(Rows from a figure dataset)
## begin
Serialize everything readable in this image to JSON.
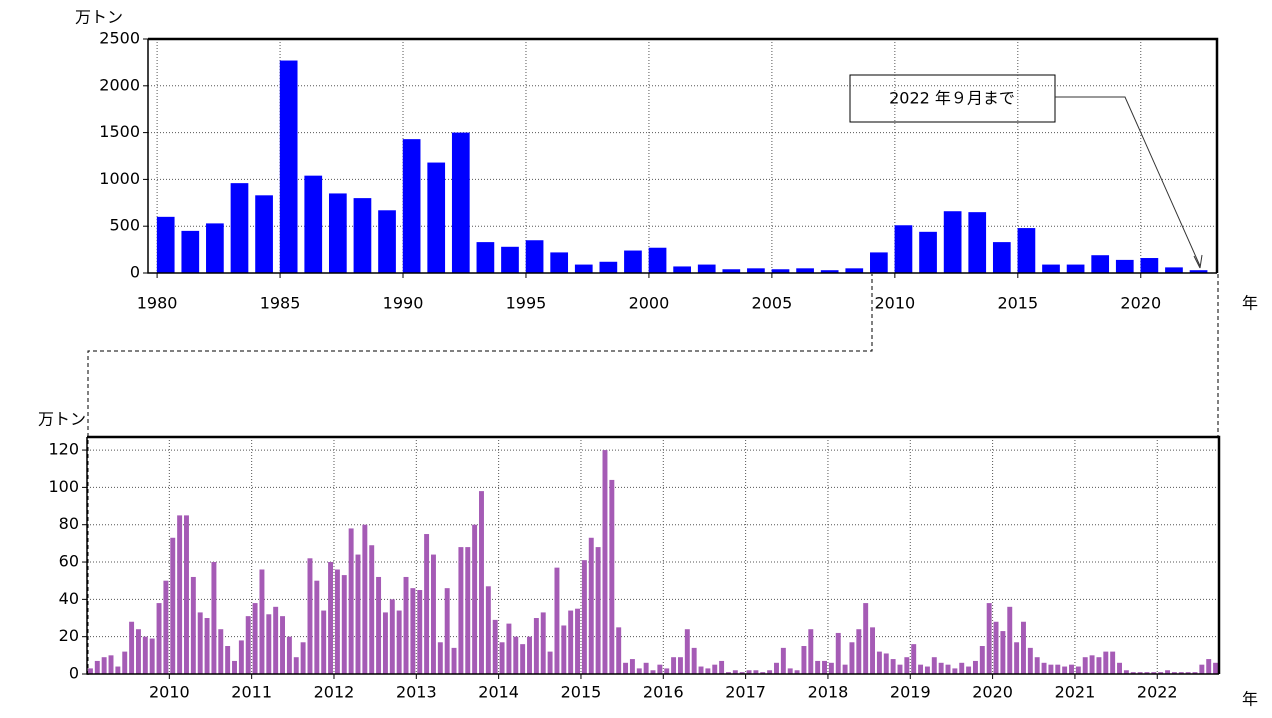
{
  "chart_data": [
    {
      "type": "bar",
      "ylabel": "万トン",
      "xlabel": "年",
      "color": "#0000ff",
      "grid": true,
      "annotation": "2022 年９月まで",
      "x": [
        1980,
        1981,
        1982,
        1983,
        1984,
        1985,
        1986,
        1987,
        1988,
        1989,
        1990,
        1991,
        1992,
        1993,
        1994,
        1995,
        1996,
        1997,
        1998,
        1999,
        2000,
        2001,
        2002,
        2003,
        2004,
        2005,
        2006,
        2007,
        2008,
        2009,
        2010,
        2011,
        2012,
        2013,
        2014,
        2015,
        2016,
        2017,
        2018,
        2019,
        2020,
        2021,
        2022
      ],
      "values": [
        600,
        450,
        530,
        960,
        830,
        2270,
        1040,
        850,
        800,
        670,
        1430,
        1180,
        1500,
        330,
        280,
        350,
        220,
        90,
        120,
        240,
        270,
        70,
        90,
        40,
        50,
        40,
        50,
        30,
        50,
        220,
        510,
        440,
        660,
        650,
        330,
        480,
        90,
        90,
        190,
        140,
        160,
        60,
        30
      ],
      "xlim": [
        1979.63,
        2023.1
      ],
      "xticks": [
        1980,
        1985,
        1990,
        1995,
        2000,
        2005,
        2010,
        2015,
        2020
      ],
      "ylim": [
        0,
        2500
      ],
      "yticks": [
        0,
        500,
        1000,
        1500,
        2000,
        2500
      ]
    },
    {
      "type": "bar",
      "ylabel": "万トン",
      "xlabel": "年",
      "color": "#a55bb5",
      "grid": true,
      "values": [
        3,
        7,
        9,
        10,
        4,
        12,
        28,
        24,
        20,
        19,
        38,
        50,
        73,
        85,
        85,
        52,
        33,
        30,
        60,
        24,
        15,
        7,
        18,
        31,
        38,
        56,
        32,
        36,
        31,
        20,
        9,
        17,
        62,
        50,
        34,
        60,
        56,
        53,
        78,
        64,
        80,
        69,
        52,
        33,
        40,
        34,
        52,
        46,
        45,
        75,
        64,
        17,
        46,
        14,
        68,
        68,
        80,
        98,
        47,
        29,
        17,
        27,
        20,
        16,
        20,
        30,
        33,
        12,
        57,
        26,
        34,
        35,
        61,
        73,
        68,
        120,
        104,
        25,
        6,
        8,
        3,
        6,
        2,
        5,
        3,
        9,
        9,
        24,
        14,
        4,
        3,
        5,
        7,
        1,
        2,
        1,
        2,
        2,
        1,
        2,
        6,
        14,
        3,
        2,
        15,
        24,
        7,
        7,
        6,
        22,
        5,
        17,
        24,
        38,
        25,
        12,
        11,
        8,
        5,
        9,
        16,
        5,
        4,
        9,
        6,
        5,
        3,
        6,
        4,
        7,
        15,
        38,
        28,
        23,
        36,
        17,
        28,
        14,
        9,
        6,
        5,
        5,
        4,
        5,
        4,
        9,
        10,
        9,
        12,
        12,
        6,
        2,
        1,
        1,
        1,
        1,
        1,
        2,
        1,
        1,
        1,
        1,
        5,
        8,
        6
      ],
      "xlim": [
        2009,
        2022.75
      ],
      "xticks": [
        2010,
        2011,
        2012,
        2013,
        2014,
        2015,
        2016,
        2017,
        2018,
        2019,
        2020,
        2021,
        2022
      ],
      "ylim": [
        0,
        127
      ],
      "yticks": [
        0,
        20,
        40,
        60,
        80,
        100,
        120
      ]
    }
  ]
}
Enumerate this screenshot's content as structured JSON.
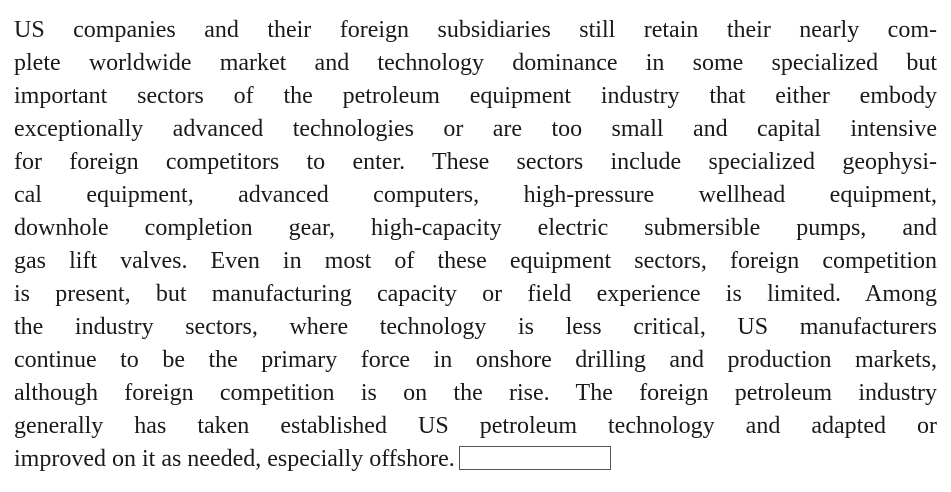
{
  "paragraph": {
    "lines": [
      "US companies and their foreign subsidiaries still retain their nearly com-",
      "plete worldwide market and technology dominance in some specialized but",
      "important sectors of the petroleum equipment industry that either embody",
      "exceptionally advanced technologies or are too small and capital intensive",
      "for foreign competitors to enter. These sectors include specialized geophysi-",
      "cal equipment, advanced computers, high-pressure wellhead equipment,",
      "downhole completion gear, high-capacity electric submersible pumps, and",
      "gas lift valves. Even in most of these equipment sectors, foreign competition",
      "is present, but manufacturing capacity or field experience is limited. Among",
      "the industry sectors, where technology is less critical, US manufacturers",
      "continue to be the primary force in onshore drilling and production markets,",
      "although foreign competition is on the rise. The foreign petroleum industry",
      "generally has taken established US petroleum technology and adapted or",
      "improved on it as needed, especially offshore."
    ]
  }
}
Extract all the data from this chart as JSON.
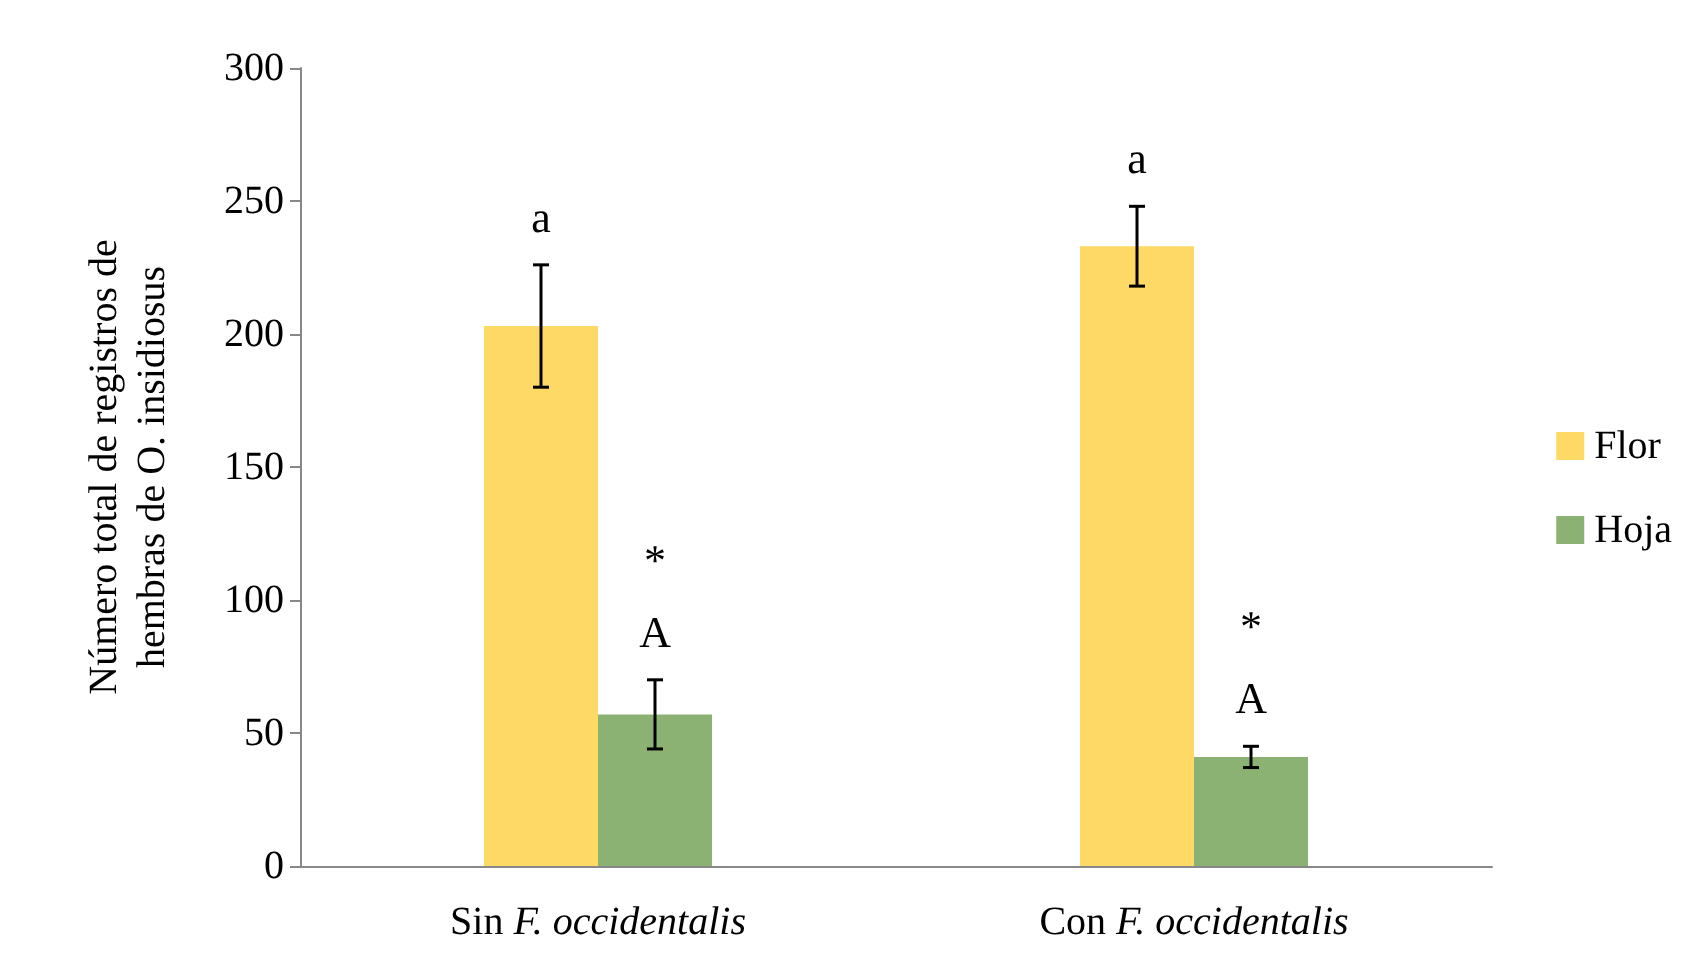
{
  "chart_data": {
    "type": "bar",
    "ylabel": "Número total de registros de\nhembras de O. insidiosus",
    "categories": [
      "Sin F. occidentalis",
      "Con F. occidentalis"
    ],
    "series": [
      {
        "name": "Flor",
        "color": "#ffd966",
        "values": [
          203,
          233
        ],
        "errors": [
          23,
          15
        ]
      },
      {
        "name": "Hoja",
        "color": "#8cb273",
        "values": [
          57,
          41
        ],
        "errors": [
          13,
          4
        ]
      }
    ],
    "ylim": [
      0,
      300
    ],
    "yticks": [
      0,
      50,
      100,
      150,
      200,
      250,
      300
    ],
    "grid": false,
    "legend": "right",
    "annotations": [
      {
        "text": "a",
        "x": "Sin F. occidentalis",
        "y": 203
      },
      {
        "text": "*\nA",
        "x": "Sin F. occidentalis",
        "y": 57
      },
      {
        "text": "a",
        "x": "Con F. occidentalis",
        "y": 233
      },
      {
        "text": "*\nA",
        "x": "Con F. occidentalis",
        "y": 41
      }
    ]
  }
}
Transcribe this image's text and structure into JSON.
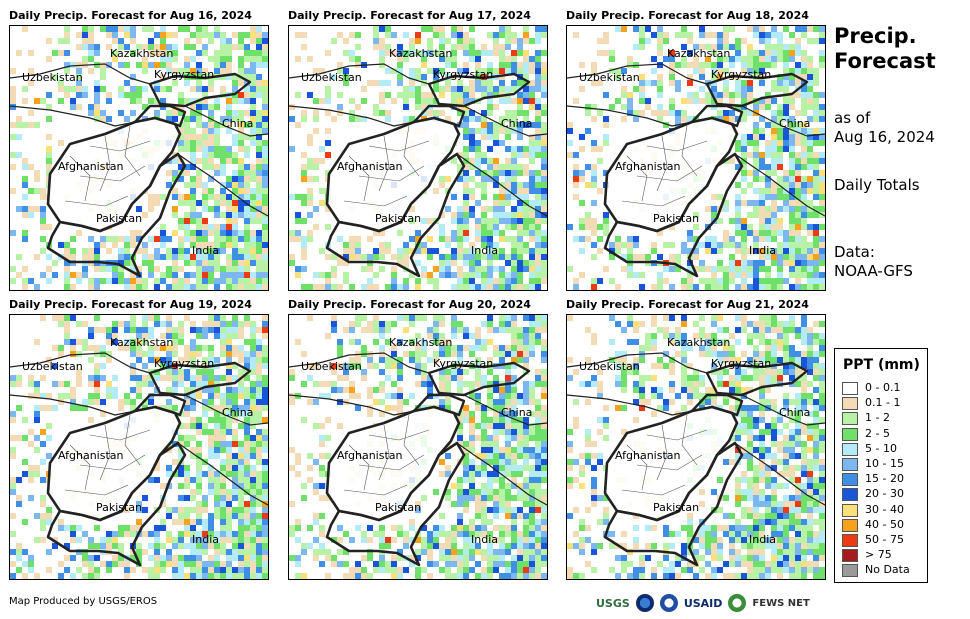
{
  "side": {
    "title_line1": "Precip.",
    "title_line2": "Forecast",
    "asof_line1": "as of",
    "asof_line2": "Aug 16, 2024",
    "totals": "Daily Totals",
    "data_line1": "Data:",
    "data_line2": "NOAA-GFS"
  },
  "labels": {
    "kazakhstan": "Kazakhstan",
    "uzbekistan": "Uzbekistan",
    "kyrgyzstan": "Kyrgyzstan",
    "china": "China",
    "afghanistan": "Afghanistan",
    "pakistan": "Pakistan",
    "india": "India"
  },
  "panels": [
    {
      "title": "Daily Precip. Forecast for Aug 16, 2024"
    },
    {
      "title": "Daily Precip. Forecast for Aug 17, 2024"
    },
    {
      "title": "Daily Precip. Forecast for Aug 18, 2024"
    },
    {
      "title": "Daily Precip. Forecast for Aug 19, 2024"
    },
    {
      "title": "Daily Precip. Forecast for Aug 20, 2024"
    },
    {
      "title": "Daily Precip. Forecast for Aug 21, 2024"
    }
  ],
  "legend": {
    "title": "PPT (mm)",
    "items": [
      {
        "label": "0 - 0.1",
        "color": "#ffffff"
      },
      {
        "label": "0.1 - 1",
        "color": "#f3dcb5"
      },
      {
        "label": "1 - 2",
        "color": "#b8f2a6"
      },
      {
        "label": "2 - 5",
        "color": "#6fe06a"
      },
      {
        "label": "5 - 10",
        "color": "#b3ecf7"
      },
      {
        "label": "10 - 15",
        "color": "#7cb7ef"
      },
      {
        "label": "15 - 20",
        "color": "#3f8fe6"
      },
      {
        "label": "20 - 30",
        "color": "#1955d9"
      },
      {
        "label": "30 - 40",
        "color": "#fbe07a"
      },
      {
        "label": "40 - 50",
        "color": "#f6a21d"
      },
      {
        "label": "50 - 75",
        "color": "#ec3a15"
      },
      {
        "label": "> 75",
        "color": "#a61b1b"
      },
      {
        "label": "No Data",
        "color": "#9a9a9a"
      }
    ]
  },
  "credit": "Map Produced by USGS/EROS",
  "logos": {
    "usgs": "USGS",
    "usaid": "USAID",
    "fews": "FEWS NET"
  }
}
## end
> [Task objective] Tell how many lines contain the word "Precip", using only the number.

> [Result] 7